(Saved entries)
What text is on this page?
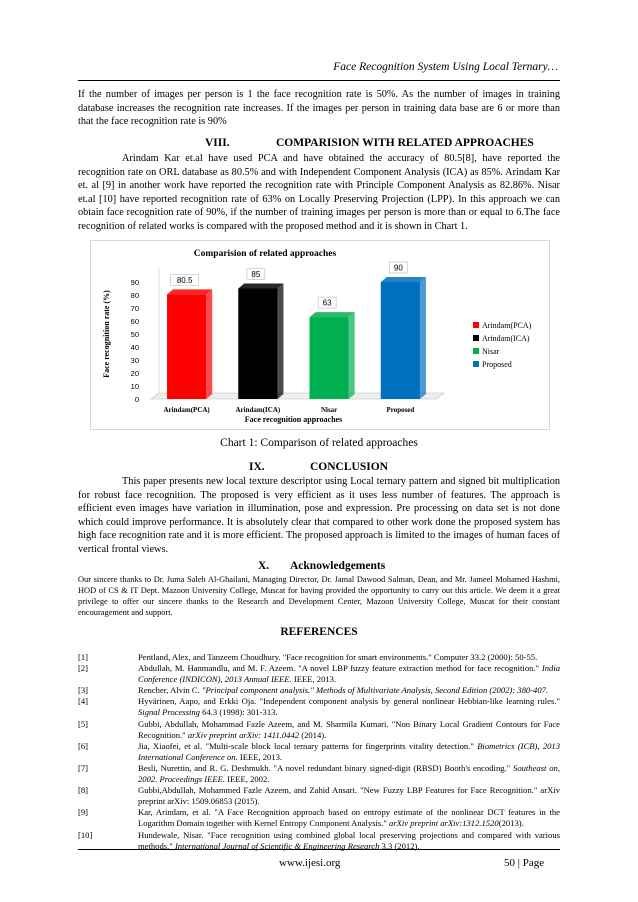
Face Recognition System Using Local Ternary…

If the number of images per person is 1 the face recognition rate is 50%. As the number of images in training database increases the recognition rate increases. If the images per person in training data base are 6 or more than that the face recognition rate is 90%

VIII.	COMPARISION WITH RELATED APPROACHES

Arindam Kar et.al have used PCA and have obtained the accuracy of 80.5[8], have reported the recognition rate on ORL database as 80.5% and with Independent Component Analysis (ICA) as 85%. Arindam Kar et. al [9] in another work have reported the recognition rate with Principle Component Analysis as 82.86%. Nisar et.al [10] have reported recognition rate of 63% on Locally Preserving Projection (LPP). In this approach we can obtain face recognition rate of 90%, if the number of training images per person is more than or equal to 6.The face recognition of related works is compared with the proposed method and it is shown in Chart 1.

Comparision of related approaches
Face recognition rate (%)
0
10
20
30
40
50
60
70
80
90	80.5
Arindam(PCA)
85
Arindam(ICA)
63
Nisar
90
Proposed
Face recognition approaches
Arindam(PCA)
Arindam(ICA)
Nisar
Proposed
Chart 1: Comparison of related approaches
IX.	CONCLUSION

This paper presents new local texture descriptor using Local ternary pattern and signed bit multiplication for robust face recognition. The proposed is very efficient as it uses less number of features. The approach is efficient even images have variation in illumination, pose and expression. Pre processing on data set is not done which could improve performance. It is absolutely clear that compared to other work done the proposed system has high face recognition rate and it is more efficient. The proposed approach is limited to the images of human faces of vertical frontal views.

X. Acknowledgements

Our sincere thanks to Dr. Juma Saleh Al-Ghailani, Managing Director, Dr. Jamal Dawood Salman, Dean, and Mr. Jameel Mohamed Hashmi, HOD of CS & IT Dept. Mazoon University College, Muscat for having provided the opportunity to carry out this article. We deem it a great privilege to offer our sincere thanks to the Research and Development Center, Mazoon University College, Muscat for their constant encouragement and support.

REFERENCES
[1]	Pentland, Alex, and Tanzeem Choudhury. "Face recognition for smart environments." Computer 33.2 (2000): 50-55.
[2]	Abdullah, M. Hanmandlu, and M. F. Azeem. "A novel LBP fuzzy feature extraction method for face recognition." India Conference (INDICON), 2013 Annual IEEE. IEEE, 2013.
[3]	Rencher, Alvin C. "Principal component analysis." Methods of Multivariate Analysis, Second Edition (2002): 380-407.
[4]	Hyvärinen, Aapo, and Erkki Oja. "Independent component analysis by general nonlinear Hebbian-like learning rules." Signal Processing 64.3 (1998): 301-313.
[5]	Gubbi, Abdullah, Mohammad Fazle Azeem, and M. Sharmila Kumari. "Non Binary Local Gradient Contours for Face Recognition." arXiv preprint arXiv: 1411.0442 (2014).
[6]	Jia, Xiaofei, et al. "Multi-scale block local ternary patterns for fingerprints vitality detection." Biometrics (ICB), 2013 International Conference on. IEEE, 2013.
[7]	Besli, Nurettin, and R. G. Deshmukh. "A novel redundant binary signed-digit (RBSD) Booth's encoding." Southeast on, 2002. Proceedings IEEE. IEEE, 2002.
[8]	Gubbi,Abdullah, Mohammed Fazle Azeem, and Zahid Ansari. "New Fuzzy LBP Features for Face Recognition." arXiv preprint arXiv: 1509.06853 (2015).
[9]	Kar, Arindam, et al. "A Face Recognition approach based on entropy estimate of the nonlinear DCT features in the Logarithm Domain together with Kernel Entropy Component Analysis." arXiv preprint arXiv:1312.1520(2013).
[10]	Hundewale, Nisar. "Face recognition using combined global local preserving projections and compared with various methods." International Journal of Scientific & Engineering Research 3.3 (2012).
www.ijesi.org	50 | Page
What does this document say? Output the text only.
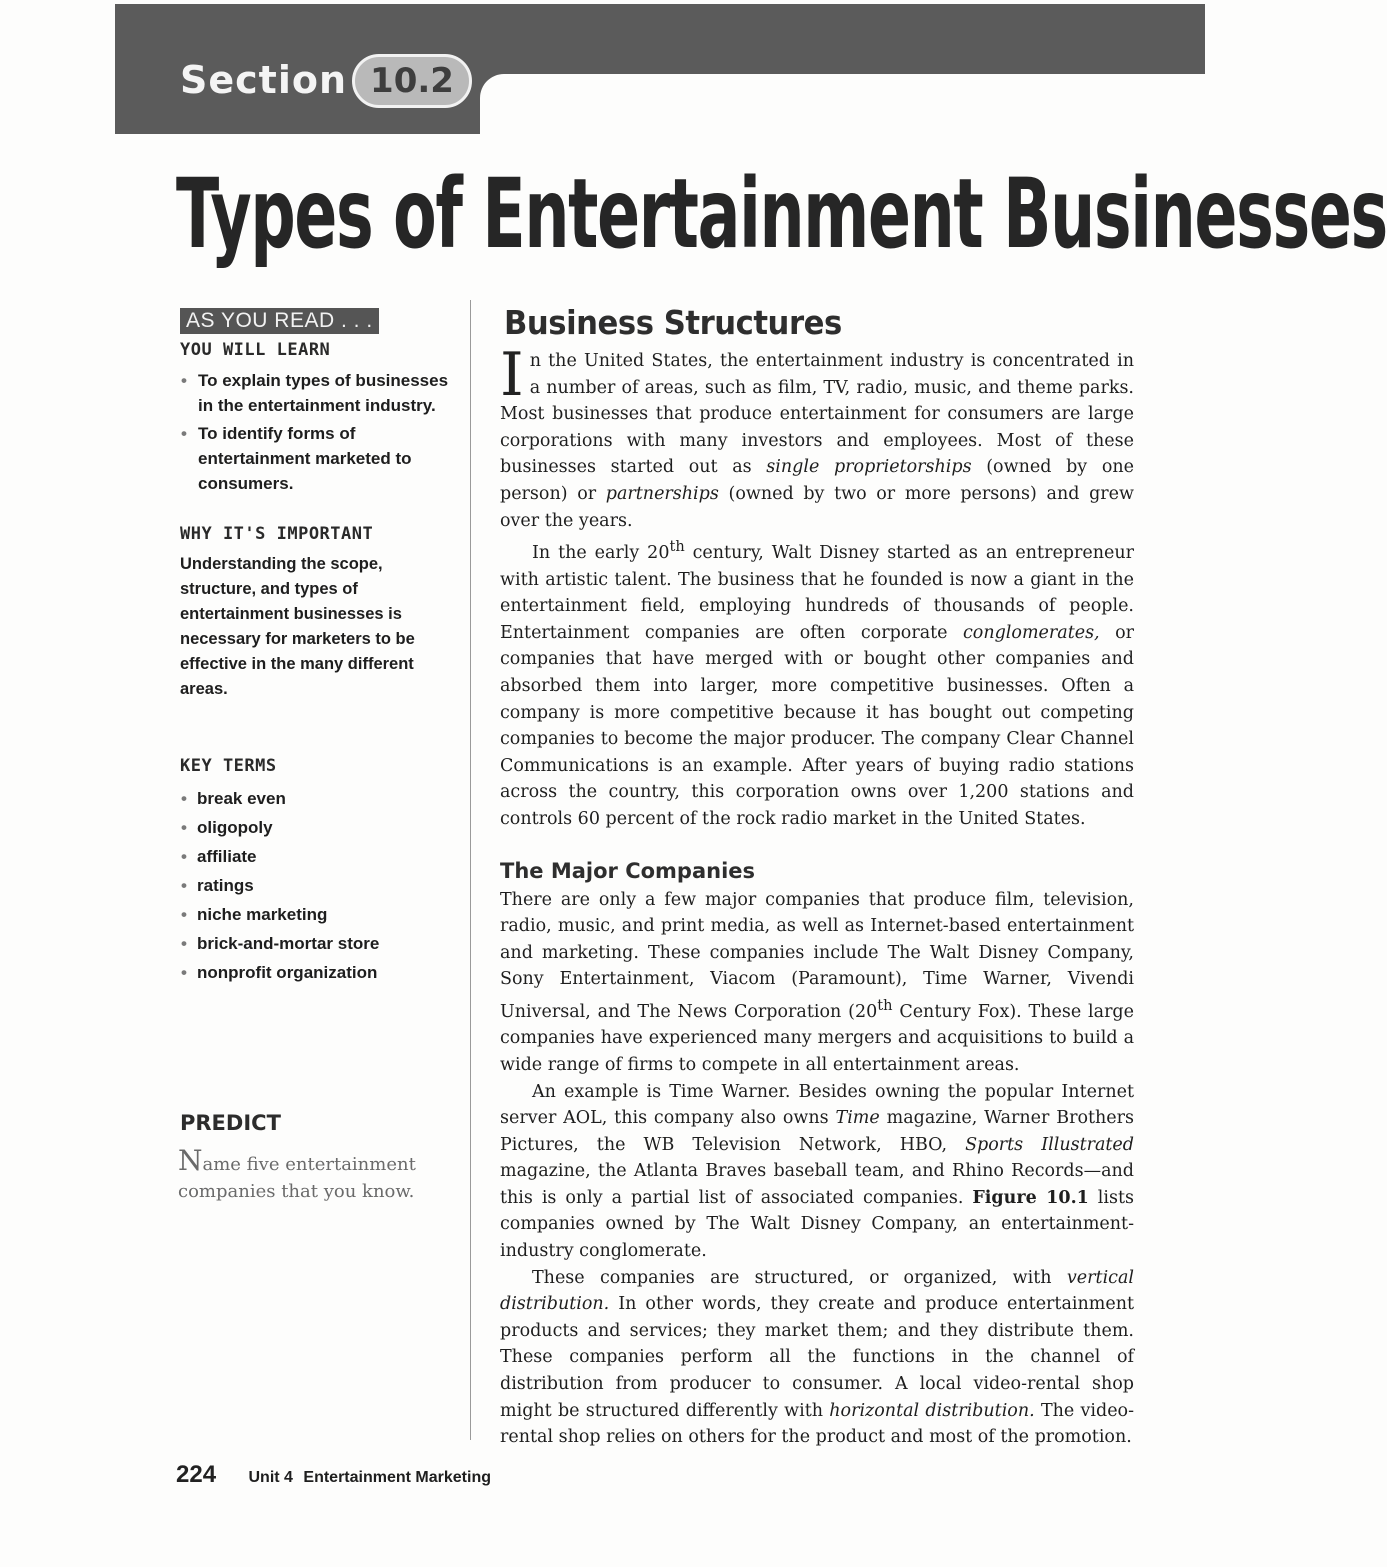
Section 10.2
Types of Entertainment Businesses
AS YOU READ . . .
YOU WILL LEARN
• To explain types of businesses in the entertainment industry.
• To identify forms of entertainment marketed to consumers.
WHY IT'S IMPORTANT

Understanding the scope, structure, and types of entertainment businesses is necessary for marketers to be effective in the many different areas.

KEY TERMS
• break even
• oligopoly
• affiliate
• ratings
• niche marketing
• brick-and-mortar store
• nonprofit organization
PREDICT

Name five entertainment companies that you know.

Business Structures

In the United States, the entertainment industry is concentrated in a number of areas, such as film, TV, radio, music, and theme parks. Most businesses that produce entertainment for consumers are large corporations with many investors and employees. Most of these businesses started out as single proprietorships (owned by one person) or partnerships (owned by two or more persons) and grew over the years.

In the early 20th century, Walt Disney started as an entrepreneur with artistic talent. The business that he founded is now a giant in the entertainment field, employing hundreds of thousands of people. Entertainment companies are often corporate conglomerates, or companies that have merged with or bought other companies and absorbed them into larger, more competitive businesses. Often a company is more competitive because it has bought out competing companies to become the major producer. The company Clear Channel Communications is an example. After years of buying radio stations across the country, this corporation owns over 1,200 stations and controls 60 percent of the rock radio market in the United States.

The Major Companies

There are only a few major companies that produce film, television, radio, music, and print media, as well as Internet-based entertainment and marketing. These companies include The Walt Disney Company, Sony Entertainment, Viacom (Paramount), Time Warner, Vivendi Universal, and The News Corporation (20th Century Fox). These large companies have experienced many mergers and acquisitions to build a wide range of firms to compete in all entertainment areas.

An example is Time Warner. Besides owning the popular Internet server AOL, this company also owns Time magazine, Warner Brothers Pictures, the WB Television Network, HBO, Sports Illustrated magazine, the Atlanta Braves baseball team, and Rhino Records—and this is only a partial list of associated companies. Figure 10.1 lists companies owned by The Walt Disney Company, an entertainment-industry conglomerate.

These companies are structured, or organized, with vertical distribution. In other words, they create and produce entertainment products and services; they market them; and they distribute them. These companies perform all the functions in the channel of distribution from producer to consumer. A local video-rental shop might be structured differently with horizontal distribution. The video-rental shop relies on others for the product and most of the promotion.

224 Unit 4 Entertainment Marketing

Written problem: Above are records to transcribe exactly; leave their pictures out.

Response to the exercise:
What text is on this page?
Face Recognition System Using Local Ternary…

If the number of images per person is 1 the face recognition rate is 50%. As the number of images in training database increases the recognition rate increases. If the images per person in training data base are 6 or more than that the face recognition rate is 90%

VIII.	COMPARISION WITH RELATED APPROACHES

Arindam Kar et.al have used PCA and have obtained the accuracy of 80.5[8], have reported the recognition rate on ORL database as 80.5% and with Independent Component Analysis (ICA) as 85%. Arindam Kar et. al [9] in another work have reported the recognition rate with Principle Component Analysis as 82.86%. Nisar et.al [10] have reported recognition rate of 63% on Locally Preserving Projection (LPP). In this approach we can obtain face recognition rate of 90%, if the number of training images per person is more than or equal to 6.The face recognition of related works is compared with the proposed method and it is shown in Chart 1.

Comparision of related approaches
Face recognition rate (%)
0
10
20
30
40
50
60
70
80
90	80.5
Arindam(PCA)
85
Arindam(ICA)
63
Nisar
90
Proposed
Face recognition approaches
Arindam(PCA)
Arindam(ICA)
Nisar
Proposed
Chart 1: Comparison of related approaches
IX.	CONCLUSION

This paper presents new local texture descriptor using Local ternary pattern and signed bit multiplication for robust face recognition. The proposed is very efficient as it uses less number of features. The approach is efficient even images have variation in illumination, pose and expression. Pre processing on data set is not done which could improve performance. It is absolutely clear that compared to other work done the proposed system has high face recognition rate and it is more efficient. The proposed approach is limited to the images of human faces of vertical frontal views.

X. Acknowledgements

Our sincere thanks to Dr. Juma Saleh Al-Ghailani, Managing Director, Dr. Jamal Dawood Salman, Dean, and Mr. Jameel Mohamed Hashmi, HOD of CS & IT Dept. Mazoon University College, Muscat for having provided the opportunity to carry out this article. We deem it a great privilege to offer our sincere thanks to the Research and Development Center, Mazoon University College, Muscat for their constant encouragement and support.

REFERENCES
[1]	Pentland, Alex, and Tanzeem Choudhury. "Face recognition for smart environments." Computer 33.2 (2000): 50-55.
[2]	Abdullah, M. Hanmandlu, and M. F. Azeem. "A novel LBP fuzzy feature extraction method for face recognition." India Conference (INDICON), 2013 Annual IEEE. IEEE, 2013.
[3]	Rencher, Alvin C. "Principal component analysis." Methods of Multivariate Analysis, Second Edition (2002): 380-407.
[4]	Hyvärinen, Aapo, and Erkki Oja. "Independent component analysis by general nonlinear Hebbian-like learning rules." Signal Processing 64.3 (1998): 301-313.
[5]	Gubbi, Abdullah, Mohammad Fazle Azeem, and M. Sharmila Kumari. "Non Binary Local Gradient Contours for Face Recognition." arXiv preprint arXiv: 1411.0442 (2014).
[6]	Jia, Xiaofei, et al. "Multi-scale block local ternary patterns for fingerprints vitality detection." Biometrics (ICB), 2013 International Conference on. IEEE, 2013.
[7]	Besli, Nurettin, and R. G. Deshmukh. "A novel redundant binary signed-digit (RBSD) Booth's encoding." Southeast on, 2002. Proceedings IEEE. IEEE, 2002.
[8]	Gubbi,Abdullah, Mohammed Fazle Azeem, and Zahid Ansari. "New Fuzzy LBP Features for Face Recognition." arXiv preprint arXiv: 1509.06853 (2015).
[9]	Kar, Arindam, et al. "A Face Recognition approach based on entropy estimate of the nonlinear DCT features in the Logarithm Domain together with Kernel Entropy Component Analysis." arXiv preprint arXiv:1312.1520(2013).
[10]	Hundewale, Nisar. "Face recognition using combined global local preserving projections and compared with various methods." International Journal of Scientific & Engineering Research 3.3 (2012).
www.ijesi.org	50 | Page
What does this document say? Output the text only.
Section 10.2
Types of Entertainment Businesses
AS YOU READ . . .
YOU WILL LEARN
• To explain types of businesses in the entertainment industry.
• To identify forms of entertainment marketed to consumers.
WHY IT'S IMPORTANT

Understanding the scope, structure, and types of entertainment businesses is necessary for marketers to be effective in the many different areas.

KEY TERMS
• break even
• oligopoly
• affiliate
• ratings
• niche marketing
• brick-and-mortar store
• nonprofit organization
PREDICT

Name five entertainment companies that you know.

Business Structures

In the United States, the entertainment industry is concentrated in a number of areas, such as film, TV, radio, music, and theme parks. Most businesses that produce entertainment for consumers are large corporations with many investors and employees. Most of these businesses started out as single proprietorships (owned by one person) or partnerships (owned by two or more persons) and grew over the years.

In the early 20th century, Walt Disney started as an entrepreneur with artistic talent. The business that he founded is now a giant in the entertainment field, employing hundreds of thousands of people. Entertainment companies are often corporate conglomerates, or companies that have merged with or bought other companies and absorbed them into larger, more competitive businesses. Often a company is more competitive because it has bought out competing companies to become the major producer. The company Clear Channel Communications is an example. After years of buying radio stations across the country, this corporation owns over 1,200 stations and controls 60 percent of the rock radio market in the United States.

The Major Companies

There are only a few major companies that produce film, television, radio, music, and print media, as well as Internet-based entertainment and marketing. These companies include The Walt Disney Company, Sony Entertainment, Viacom (Paramount), Time Warner, Vivendi Universal, and The News Corporation (20th Century Fox). These large companies have experienced many mergers and acquisitions to build a wide range of firms to compete in all entertainment areas.

An example is Time Warner. Besides owning the popular Internet server AOL, this company also owns Time magazine, Warner Brothers Pictures, the WB Television Network, HBO, Sports Illustrated magazine, the Atlanta Braves baseball team, and Rhino Records—and this is only a partial list of associated companies. Figure 10.1 lists companies owned by The Walt Disney Company, an entertainment-industry conglomerate.

These companies are structured, or organized, with vertical distribution. In other words, they create and produce entertainment products and services; they market them; and they distribute them. These companies perform all the functions in the channel of distribution from producer to consumer. A local video-rental shop might be structured differently with horizontal distribution. The video-rental shop relies on others for the product and most of the promotion.

224 Unit 4 Entertainment Marketing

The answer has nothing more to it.